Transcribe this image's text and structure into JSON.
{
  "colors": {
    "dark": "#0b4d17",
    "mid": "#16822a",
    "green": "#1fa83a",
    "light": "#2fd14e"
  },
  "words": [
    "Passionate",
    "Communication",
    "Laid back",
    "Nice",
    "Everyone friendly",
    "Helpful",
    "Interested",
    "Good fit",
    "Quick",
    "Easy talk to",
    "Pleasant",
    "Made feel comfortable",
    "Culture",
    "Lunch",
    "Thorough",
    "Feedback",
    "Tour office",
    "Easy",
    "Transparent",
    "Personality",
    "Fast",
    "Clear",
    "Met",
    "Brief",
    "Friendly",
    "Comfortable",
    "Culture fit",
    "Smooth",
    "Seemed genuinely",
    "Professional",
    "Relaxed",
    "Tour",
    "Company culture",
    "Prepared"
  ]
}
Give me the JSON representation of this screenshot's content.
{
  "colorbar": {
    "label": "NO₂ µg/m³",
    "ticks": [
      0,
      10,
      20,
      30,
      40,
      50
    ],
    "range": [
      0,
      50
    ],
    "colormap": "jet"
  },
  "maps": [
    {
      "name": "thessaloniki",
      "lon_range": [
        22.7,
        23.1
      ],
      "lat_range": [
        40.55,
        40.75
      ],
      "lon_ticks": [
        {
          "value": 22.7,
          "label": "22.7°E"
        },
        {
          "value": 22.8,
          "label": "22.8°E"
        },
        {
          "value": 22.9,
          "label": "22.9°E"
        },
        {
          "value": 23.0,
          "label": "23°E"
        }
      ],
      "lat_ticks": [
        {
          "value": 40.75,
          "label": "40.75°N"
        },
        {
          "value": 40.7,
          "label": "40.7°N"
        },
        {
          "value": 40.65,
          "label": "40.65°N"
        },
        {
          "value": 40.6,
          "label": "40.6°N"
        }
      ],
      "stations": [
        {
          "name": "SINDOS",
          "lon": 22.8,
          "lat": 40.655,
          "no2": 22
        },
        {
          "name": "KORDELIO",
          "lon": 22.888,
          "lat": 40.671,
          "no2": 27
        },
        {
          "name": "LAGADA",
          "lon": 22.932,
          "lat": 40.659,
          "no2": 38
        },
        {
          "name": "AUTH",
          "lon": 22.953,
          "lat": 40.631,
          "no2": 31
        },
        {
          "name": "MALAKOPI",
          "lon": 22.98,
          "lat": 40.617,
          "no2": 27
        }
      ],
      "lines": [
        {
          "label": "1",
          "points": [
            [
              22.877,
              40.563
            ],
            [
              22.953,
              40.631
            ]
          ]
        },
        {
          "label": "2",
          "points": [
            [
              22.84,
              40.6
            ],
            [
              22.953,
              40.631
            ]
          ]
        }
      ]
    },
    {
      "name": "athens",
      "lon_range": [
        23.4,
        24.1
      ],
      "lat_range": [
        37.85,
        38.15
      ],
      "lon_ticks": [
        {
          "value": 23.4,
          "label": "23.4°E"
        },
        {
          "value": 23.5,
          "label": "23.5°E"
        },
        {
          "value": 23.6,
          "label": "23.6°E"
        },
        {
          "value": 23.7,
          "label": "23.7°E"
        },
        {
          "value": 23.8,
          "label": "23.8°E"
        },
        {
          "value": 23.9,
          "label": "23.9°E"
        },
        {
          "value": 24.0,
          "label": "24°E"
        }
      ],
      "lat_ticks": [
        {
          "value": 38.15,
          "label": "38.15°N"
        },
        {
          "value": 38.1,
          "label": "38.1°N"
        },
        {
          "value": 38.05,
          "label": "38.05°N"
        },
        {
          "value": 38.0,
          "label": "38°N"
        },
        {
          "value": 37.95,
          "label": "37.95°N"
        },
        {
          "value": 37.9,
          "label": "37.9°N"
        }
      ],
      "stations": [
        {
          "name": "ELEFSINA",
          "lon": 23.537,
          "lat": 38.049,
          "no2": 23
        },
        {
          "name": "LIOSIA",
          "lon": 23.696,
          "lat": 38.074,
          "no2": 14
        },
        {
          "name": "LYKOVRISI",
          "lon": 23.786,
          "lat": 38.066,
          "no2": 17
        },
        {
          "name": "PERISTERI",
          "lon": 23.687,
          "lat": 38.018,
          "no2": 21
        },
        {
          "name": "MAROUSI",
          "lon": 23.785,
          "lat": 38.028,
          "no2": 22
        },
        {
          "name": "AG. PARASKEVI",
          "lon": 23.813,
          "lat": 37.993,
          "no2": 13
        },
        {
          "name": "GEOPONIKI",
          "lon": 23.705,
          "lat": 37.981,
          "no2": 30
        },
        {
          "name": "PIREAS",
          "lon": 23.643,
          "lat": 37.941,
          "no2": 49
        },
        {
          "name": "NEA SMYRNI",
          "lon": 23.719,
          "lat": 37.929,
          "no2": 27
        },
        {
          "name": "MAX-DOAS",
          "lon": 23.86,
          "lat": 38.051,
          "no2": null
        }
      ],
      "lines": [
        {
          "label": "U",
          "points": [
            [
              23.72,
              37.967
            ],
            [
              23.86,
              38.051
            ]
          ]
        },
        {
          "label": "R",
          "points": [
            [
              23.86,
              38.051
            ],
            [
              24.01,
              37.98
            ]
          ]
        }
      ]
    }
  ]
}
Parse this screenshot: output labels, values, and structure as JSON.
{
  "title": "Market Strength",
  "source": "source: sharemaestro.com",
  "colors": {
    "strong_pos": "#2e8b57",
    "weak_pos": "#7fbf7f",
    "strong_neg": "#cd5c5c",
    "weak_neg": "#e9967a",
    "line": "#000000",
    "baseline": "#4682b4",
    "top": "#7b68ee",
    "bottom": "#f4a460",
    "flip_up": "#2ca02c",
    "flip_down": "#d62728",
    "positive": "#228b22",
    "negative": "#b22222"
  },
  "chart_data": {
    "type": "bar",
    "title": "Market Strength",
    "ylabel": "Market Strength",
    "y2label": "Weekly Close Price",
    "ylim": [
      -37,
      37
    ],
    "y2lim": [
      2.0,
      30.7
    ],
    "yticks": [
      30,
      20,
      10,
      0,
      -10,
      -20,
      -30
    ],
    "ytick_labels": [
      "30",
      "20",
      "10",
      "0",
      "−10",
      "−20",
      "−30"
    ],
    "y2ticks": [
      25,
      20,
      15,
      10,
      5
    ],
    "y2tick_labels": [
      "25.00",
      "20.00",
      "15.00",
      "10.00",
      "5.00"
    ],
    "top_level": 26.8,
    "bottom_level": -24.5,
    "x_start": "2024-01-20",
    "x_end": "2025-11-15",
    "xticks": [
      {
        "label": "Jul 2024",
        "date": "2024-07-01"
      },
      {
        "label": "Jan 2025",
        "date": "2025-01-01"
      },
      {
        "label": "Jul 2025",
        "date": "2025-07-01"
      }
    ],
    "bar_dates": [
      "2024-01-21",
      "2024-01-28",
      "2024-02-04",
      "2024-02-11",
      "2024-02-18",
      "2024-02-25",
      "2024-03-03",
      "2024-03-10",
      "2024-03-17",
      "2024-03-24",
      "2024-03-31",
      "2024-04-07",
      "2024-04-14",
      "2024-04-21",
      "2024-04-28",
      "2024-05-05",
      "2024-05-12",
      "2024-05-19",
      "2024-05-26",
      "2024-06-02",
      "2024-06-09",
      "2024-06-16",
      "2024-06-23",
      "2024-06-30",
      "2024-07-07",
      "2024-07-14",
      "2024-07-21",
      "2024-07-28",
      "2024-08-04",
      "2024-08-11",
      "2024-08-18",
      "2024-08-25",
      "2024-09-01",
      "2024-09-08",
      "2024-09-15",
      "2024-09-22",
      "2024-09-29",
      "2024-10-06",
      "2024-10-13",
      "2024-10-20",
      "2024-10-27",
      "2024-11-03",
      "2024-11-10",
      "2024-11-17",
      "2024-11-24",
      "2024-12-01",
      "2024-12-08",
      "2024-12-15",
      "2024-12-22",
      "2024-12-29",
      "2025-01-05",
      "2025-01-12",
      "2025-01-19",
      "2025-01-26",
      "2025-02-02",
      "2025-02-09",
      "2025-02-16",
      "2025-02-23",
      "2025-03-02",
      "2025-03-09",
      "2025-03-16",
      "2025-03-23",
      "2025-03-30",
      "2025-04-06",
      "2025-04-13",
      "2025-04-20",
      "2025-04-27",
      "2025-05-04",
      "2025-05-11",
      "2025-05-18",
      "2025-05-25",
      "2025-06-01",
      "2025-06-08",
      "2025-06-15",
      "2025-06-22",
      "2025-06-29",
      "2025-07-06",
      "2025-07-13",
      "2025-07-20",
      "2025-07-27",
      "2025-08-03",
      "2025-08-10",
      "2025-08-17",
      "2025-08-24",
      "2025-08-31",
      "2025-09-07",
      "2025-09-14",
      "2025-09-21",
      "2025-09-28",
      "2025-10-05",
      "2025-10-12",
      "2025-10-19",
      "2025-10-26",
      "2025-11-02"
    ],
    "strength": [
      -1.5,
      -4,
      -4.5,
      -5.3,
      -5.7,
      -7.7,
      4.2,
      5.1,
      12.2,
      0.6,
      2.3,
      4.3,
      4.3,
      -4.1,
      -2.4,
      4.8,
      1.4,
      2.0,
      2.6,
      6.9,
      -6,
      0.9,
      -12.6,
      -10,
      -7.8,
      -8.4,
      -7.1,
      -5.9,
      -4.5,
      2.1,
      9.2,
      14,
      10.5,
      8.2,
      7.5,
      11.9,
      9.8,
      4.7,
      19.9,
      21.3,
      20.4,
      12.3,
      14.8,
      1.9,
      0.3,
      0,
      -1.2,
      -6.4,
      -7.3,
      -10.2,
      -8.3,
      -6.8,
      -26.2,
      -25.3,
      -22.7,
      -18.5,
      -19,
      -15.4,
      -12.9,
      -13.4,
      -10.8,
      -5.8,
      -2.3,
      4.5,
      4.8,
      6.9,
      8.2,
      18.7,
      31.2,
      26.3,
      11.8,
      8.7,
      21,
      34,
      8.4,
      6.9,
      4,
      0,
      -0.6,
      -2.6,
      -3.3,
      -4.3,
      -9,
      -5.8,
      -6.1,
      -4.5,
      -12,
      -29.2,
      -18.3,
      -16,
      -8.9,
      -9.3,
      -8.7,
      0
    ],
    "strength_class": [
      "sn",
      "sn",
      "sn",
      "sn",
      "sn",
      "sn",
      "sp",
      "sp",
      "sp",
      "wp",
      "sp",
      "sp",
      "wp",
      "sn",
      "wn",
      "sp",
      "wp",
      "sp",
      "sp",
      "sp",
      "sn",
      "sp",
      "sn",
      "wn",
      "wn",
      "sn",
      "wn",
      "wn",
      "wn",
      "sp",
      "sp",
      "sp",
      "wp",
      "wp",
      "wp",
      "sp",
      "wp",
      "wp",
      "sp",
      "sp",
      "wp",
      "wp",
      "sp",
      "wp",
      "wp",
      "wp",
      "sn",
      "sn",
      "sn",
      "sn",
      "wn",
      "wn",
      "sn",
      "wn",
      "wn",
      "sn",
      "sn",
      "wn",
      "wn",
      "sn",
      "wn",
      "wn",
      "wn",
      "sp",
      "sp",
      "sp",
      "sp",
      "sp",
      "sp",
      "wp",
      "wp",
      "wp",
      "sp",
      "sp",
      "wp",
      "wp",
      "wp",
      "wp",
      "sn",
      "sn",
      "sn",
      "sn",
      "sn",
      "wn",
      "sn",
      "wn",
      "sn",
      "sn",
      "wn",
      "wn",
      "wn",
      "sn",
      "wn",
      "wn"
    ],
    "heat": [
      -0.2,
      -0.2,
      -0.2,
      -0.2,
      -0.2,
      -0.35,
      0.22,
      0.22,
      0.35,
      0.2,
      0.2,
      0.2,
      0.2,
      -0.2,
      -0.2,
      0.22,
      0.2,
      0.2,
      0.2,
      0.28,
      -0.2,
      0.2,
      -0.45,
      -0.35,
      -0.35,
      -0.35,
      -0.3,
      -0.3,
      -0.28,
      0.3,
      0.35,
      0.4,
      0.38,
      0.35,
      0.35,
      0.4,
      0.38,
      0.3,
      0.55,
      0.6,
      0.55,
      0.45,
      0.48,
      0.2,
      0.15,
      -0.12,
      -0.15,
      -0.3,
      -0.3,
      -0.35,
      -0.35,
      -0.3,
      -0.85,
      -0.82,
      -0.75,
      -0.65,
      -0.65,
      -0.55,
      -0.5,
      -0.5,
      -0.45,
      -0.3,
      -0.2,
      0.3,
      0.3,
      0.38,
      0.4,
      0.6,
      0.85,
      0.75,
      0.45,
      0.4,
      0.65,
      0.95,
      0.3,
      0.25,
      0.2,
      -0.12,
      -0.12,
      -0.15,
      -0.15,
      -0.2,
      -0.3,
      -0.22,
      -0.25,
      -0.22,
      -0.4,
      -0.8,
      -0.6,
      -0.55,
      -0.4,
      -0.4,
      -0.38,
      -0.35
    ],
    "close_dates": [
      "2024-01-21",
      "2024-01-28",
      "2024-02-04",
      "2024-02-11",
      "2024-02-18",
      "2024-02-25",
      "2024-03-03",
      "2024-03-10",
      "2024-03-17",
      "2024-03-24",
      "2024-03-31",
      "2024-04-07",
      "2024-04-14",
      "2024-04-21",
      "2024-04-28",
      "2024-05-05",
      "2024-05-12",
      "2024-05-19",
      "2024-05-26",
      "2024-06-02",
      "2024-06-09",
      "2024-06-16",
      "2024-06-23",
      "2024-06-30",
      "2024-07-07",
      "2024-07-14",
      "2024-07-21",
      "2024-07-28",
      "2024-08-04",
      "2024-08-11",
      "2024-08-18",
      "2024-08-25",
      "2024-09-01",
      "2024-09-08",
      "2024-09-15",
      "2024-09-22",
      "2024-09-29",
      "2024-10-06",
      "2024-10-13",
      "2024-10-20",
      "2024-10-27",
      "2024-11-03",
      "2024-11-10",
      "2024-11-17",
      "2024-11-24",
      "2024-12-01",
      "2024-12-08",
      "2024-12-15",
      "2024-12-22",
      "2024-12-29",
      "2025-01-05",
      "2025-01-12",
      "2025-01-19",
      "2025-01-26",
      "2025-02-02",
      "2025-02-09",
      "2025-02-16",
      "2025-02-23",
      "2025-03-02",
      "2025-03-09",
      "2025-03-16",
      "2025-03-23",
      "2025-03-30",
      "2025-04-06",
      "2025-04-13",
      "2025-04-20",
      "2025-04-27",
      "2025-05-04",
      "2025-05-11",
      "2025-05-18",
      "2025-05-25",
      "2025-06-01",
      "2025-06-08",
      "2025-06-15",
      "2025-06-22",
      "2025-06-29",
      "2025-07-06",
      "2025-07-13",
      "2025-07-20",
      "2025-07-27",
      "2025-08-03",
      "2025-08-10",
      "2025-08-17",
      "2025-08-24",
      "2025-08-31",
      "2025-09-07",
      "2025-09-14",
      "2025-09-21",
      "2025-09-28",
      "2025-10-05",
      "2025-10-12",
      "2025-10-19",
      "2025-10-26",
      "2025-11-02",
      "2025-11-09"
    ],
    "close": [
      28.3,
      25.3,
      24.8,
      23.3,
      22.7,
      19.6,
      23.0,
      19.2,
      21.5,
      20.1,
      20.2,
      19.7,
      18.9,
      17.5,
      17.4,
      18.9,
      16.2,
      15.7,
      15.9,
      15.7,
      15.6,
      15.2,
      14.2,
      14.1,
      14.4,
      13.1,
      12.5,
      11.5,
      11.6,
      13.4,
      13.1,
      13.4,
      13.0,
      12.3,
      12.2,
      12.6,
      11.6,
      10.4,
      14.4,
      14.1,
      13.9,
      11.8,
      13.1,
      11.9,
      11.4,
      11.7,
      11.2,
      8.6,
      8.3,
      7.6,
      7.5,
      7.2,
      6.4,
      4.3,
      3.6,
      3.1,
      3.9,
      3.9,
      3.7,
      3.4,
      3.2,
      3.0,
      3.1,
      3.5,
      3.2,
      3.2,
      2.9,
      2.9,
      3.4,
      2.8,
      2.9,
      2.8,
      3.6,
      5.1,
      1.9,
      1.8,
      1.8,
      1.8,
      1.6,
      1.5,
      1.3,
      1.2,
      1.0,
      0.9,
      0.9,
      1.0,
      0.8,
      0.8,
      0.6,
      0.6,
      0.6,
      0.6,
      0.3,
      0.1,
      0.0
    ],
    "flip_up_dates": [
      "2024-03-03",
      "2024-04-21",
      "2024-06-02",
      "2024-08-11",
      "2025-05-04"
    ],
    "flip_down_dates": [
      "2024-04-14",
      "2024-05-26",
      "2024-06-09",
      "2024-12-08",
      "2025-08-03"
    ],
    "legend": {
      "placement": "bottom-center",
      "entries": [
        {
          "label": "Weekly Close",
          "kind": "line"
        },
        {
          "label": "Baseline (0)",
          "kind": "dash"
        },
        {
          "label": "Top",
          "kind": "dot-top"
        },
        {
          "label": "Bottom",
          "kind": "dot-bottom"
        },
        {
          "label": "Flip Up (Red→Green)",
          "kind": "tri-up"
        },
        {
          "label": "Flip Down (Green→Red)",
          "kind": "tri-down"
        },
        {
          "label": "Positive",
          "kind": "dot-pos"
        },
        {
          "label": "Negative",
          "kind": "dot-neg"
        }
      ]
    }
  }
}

-----

Problem to work on: Identify and copy the lines holding the word "this".

The answer:
Transcribe this image's text and structure into JSON.
Give me the JSON representation of this screenshot's content.
Parse this screenshot: output labels, values, and structure as JSON.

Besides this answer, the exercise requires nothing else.